Excerpted data Start Marker

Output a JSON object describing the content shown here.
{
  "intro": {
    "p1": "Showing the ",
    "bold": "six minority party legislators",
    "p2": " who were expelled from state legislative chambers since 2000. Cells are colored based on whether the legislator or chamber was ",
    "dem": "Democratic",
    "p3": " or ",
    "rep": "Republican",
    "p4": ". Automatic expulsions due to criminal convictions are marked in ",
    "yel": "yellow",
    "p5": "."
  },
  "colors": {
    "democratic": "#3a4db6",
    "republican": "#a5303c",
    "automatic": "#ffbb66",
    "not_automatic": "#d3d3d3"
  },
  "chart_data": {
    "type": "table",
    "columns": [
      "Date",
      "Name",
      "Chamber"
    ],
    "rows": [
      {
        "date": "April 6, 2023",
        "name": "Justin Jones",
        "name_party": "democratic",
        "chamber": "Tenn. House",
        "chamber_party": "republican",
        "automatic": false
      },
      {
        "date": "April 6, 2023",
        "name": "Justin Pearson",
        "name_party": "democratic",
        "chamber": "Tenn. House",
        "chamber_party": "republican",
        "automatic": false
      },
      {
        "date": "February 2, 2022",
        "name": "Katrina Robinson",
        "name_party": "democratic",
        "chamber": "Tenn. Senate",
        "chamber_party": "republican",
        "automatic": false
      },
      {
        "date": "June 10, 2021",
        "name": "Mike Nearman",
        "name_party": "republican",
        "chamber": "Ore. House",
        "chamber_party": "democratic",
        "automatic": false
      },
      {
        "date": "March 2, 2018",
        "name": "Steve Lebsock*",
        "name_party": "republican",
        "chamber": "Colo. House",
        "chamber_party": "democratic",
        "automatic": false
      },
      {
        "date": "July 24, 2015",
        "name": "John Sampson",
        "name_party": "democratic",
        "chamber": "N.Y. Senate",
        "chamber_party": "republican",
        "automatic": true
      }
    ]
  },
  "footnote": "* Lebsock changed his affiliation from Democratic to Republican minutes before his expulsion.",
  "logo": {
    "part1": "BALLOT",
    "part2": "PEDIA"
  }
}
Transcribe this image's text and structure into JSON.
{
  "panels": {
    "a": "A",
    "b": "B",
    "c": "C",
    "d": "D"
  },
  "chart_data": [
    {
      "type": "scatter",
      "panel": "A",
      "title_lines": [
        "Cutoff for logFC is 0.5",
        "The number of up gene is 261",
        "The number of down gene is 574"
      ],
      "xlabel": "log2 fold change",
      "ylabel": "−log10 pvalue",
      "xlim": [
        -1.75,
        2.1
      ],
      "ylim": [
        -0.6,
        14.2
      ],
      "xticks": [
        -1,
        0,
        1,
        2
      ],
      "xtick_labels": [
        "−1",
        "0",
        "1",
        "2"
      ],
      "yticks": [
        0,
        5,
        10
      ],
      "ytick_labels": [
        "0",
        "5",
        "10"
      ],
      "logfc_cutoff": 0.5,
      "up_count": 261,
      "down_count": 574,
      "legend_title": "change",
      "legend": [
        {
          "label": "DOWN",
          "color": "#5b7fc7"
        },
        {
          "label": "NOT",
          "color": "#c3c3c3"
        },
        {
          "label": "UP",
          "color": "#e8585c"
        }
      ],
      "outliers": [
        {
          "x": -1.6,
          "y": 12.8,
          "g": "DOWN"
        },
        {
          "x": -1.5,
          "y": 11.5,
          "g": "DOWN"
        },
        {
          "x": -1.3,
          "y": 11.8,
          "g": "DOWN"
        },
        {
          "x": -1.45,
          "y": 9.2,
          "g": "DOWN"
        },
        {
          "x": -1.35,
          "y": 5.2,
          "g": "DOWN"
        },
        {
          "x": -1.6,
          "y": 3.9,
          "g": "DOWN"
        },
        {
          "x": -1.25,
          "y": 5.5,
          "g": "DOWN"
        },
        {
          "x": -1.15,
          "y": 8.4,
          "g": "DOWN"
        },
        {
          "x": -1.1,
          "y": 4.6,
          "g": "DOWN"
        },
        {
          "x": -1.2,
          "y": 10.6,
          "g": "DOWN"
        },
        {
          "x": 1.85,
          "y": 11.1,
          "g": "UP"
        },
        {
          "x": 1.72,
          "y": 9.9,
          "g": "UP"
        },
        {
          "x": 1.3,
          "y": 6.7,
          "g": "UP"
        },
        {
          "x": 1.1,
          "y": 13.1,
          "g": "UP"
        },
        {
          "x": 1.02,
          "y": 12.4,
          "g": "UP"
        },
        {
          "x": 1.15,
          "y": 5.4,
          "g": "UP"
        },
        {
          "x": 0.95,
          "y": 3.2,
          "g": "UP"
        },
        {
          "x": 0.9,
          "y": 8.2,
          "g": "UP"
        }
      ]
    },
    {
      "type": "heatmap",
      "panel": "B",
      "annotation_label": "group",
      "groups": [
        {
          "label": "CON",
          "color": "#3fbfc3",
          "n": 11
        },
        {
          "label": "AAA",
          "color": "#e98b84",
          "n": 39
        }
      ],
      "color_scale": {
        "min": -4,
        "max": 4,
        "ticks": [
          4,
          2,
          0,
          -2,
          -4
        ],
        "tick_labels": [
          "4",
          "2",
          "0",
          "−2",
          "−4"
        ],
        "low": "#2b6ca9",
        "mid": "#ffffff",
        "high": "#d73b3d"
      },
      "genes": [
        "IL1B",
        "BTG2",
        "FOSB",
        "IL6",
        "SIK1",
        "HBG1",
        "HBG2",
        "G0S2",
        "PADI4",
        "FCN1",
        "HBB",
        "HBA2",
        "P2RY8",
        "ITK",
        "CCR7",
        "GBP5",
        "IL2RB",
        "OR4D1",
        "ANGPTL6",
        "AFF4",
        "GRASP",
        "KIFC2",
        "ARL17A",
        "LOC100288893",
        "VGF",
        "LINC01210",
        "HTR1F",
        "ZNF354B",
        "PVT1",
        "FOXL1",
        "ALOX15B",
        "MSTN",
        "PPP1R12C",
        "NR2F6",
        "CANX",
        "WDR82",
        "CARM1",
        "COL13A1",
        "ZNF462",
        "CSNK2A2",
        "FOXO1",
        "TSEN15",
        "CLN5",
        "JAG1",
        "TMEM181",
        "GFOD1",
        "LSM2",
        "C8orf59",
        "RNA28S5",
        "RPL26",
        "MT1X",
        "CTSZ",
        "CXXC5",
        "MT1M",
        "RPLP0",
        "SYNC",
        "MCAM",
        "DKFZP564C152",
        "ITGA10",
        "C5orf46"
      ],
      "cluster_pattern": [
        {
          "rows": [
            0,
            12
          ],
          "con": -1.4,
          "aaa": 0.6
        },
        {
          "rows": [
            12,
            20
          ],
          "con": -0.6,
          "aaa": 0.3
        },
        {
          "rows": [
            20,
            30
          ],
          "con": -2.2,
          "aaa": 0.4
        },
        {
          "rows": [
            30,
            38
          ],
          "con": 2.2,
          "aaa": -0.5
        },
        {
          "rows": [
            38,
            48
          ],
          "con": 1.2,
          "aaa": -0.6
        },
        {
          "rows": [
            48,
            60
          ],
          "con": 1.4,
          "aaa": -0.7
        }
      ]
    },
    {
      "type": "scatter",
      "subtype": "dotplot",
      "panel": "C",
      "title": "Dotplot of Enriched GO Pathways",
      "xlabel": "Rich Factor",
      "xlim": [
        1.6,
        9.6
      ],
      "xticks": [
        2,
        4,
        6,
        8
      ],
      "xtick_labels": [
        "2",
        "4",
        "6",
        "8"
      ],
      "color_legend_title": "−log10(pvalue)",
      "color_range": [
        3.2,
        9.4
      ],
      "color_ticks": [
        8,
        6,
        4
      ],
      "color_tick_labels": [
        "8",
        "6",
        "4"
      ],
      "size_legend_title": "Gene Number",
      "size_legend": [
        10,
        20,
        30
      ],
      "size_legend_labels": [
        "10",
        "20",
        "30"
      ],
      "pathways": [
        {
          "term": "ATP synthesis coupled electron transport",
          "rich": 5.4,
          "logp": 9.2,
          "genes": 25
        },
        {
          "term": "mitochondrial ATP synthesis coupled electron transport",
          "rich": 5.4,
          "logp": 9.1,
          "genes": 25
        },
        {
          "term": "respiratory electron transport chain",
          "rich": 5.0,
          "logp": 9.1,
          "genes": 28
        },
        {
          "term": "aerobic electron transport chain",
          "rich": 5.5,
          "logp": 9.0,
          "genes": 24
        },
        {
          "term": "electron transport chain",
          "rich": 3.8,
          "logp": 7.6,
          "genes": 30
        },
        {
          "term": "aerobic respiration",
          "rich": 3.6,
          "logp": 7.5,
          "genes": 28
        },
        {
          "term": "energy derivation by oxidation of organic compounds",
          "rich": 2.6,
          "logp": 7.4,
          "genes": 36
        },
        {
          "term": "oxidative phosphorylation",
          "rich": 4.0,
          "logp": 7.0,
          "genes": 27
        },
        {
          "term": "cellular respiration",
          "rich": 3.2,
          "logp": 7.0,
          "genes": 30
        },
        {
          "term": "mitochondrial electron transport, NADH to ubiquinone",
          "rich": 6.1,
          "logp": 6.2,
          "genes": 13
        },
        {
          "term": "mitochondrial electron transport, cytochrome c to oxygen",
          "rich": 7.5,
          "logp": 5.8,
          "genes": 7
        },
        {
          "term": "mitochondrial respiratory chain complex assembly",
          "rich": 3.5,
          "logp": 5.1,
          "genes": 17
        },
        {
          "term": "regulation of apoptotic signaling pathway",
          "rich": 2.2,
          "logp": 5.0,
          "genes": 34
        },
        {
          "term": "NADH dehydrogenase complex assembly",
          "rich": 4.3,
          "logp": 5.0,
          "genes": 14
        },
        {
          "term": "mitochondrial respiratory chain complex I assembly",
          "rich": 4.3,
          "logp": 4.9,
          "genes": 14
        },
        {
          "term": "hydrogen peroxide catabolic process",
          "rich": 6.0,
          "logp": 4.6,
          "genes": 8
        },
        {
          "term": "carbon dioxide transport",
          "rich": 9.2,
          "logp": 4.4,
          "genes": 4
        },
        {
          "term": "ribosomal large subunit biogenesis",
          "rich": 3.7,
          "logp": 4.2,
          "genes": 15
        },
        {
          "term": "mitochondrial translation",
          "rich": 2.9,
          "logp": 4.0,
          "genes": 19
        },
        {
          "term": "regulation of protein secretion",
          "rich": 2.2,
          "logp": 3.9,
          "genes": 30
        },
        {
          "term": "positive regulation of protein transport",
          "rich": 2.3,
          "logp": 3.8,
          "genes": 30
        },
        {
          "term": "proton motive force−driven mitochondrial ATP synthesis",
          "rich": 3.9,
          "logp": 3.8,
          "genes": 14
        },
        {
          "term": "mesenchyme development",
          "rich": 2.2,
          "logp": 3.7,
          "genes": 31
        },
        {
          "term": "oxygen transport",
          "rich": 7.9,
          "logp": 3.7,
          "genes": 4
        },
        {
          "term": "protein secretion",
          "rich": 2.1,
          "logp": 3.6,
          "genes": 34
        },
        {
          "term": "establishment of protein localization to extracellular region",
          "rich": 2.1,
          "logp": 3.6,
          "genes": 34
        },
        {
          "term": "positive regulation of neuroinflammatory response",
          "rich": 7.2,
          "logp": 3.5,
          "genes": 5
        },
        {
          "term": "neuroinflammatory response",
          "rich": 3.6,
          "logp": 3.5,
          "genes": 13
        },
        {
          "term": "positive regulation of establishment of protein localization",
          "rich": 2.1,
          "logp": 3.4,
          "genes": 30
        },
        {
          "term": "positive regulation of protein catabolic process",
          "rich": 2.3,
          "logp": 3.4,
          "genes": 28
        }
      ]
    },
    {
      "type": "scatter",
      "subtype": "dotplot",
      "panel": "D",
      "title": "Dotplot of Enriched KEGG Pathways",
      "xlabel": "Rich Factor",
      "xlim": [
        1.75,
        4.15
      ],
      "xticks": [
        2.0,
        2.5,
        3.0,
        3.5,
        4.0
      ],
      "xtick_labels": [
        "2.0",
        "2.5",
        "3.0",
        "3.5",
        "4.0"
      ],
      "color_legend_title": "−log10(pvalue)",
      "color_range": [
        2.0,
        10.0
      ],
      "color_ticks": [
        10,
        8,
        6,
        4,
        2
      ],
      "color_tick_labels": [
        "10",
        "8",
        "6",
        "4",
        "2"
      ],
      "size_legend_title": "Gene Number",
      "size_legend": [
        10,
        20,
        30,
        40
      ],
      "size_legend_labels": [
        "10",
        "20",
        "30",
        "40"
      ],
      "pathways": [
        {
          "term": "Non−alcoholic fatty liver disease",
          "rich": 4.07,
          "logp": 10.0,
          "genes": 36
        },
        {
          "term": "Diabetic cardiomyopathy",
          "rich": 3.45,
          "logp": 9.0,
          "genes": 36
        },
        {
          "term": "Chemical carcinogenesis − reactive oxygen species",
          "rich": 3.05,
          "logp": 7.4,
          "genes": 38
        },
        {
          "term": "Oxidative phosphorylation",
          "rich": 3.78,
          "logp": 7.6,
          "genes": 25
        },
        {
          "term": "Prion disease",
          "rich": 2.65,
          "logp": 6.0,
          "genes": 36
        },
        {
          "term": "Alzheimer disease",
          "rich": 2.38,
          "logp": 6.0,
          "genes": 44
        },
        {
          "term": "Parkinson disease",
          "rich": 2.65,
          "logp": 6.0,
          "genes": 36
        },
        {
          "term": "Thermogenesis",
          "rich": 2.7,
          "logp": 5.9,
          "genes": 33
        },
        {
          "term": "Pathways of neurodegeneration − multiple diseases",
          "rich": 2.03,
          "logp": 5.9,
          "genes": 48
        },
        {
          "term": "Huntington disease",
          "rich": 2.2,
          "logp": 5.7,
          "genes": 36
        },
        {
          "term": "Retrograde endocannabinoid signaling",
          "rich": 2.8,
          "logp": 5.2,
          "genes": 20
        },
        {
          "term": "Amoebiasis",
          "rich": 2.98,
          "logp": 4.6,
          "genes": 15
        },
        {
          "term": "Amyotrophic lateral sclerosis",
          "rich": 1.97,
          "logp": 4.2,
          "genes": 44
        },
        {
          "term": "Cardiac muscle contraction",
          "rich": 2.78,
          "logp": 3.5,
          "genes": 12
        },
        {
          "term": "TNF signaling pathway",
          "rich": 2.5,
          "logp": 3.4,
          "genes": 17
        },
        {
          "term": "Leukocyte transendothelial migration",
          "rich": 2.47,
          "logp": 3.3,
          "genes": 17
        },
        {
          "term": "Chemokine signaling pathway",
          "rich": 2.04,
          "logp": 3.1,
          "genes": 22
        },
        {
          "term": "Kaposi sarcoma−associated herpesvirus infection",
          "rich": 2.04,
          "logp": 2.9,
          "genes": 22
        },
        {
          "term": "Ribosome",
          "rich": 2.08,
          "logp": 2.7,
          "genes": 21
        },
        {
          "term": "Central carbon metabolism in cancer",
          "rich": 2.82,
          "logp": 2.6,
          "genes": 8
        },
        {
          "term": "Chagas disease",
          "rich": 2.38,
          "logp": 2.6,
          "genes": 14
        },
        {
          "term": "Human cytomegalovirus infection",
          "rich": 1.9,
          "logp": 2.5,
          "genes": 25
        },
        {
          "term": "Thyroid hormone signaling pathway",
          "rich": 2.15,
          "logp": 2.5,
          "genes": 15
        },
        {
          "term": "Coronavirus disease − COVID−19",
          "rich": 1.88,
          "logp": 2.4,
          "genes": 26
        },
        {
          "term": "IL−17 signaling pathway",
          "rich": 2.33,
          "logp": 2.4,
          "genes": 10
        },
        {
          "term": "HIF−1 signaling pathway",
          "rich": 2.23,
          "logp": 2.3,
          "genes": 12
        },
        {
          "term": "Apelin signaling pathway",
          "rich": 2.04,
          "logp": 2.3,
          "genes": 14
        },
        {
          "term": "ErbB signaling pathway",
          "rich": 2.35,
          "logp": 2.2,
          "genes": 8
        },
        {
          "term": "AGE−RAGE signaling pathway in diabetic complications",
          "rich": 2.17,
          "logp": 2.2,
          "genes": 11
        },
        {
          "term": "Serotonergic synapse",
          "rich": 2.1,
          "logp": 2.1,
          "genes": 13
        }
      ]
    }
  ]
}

Excerpted data End Marker

* _What is required_
Lines holding the word "phosphorylation" are the answer; copy every one from the records above.

* _Answer section_
          "term": "oxidative phosphorylation",
          "term": "Oxidative phosphorylation",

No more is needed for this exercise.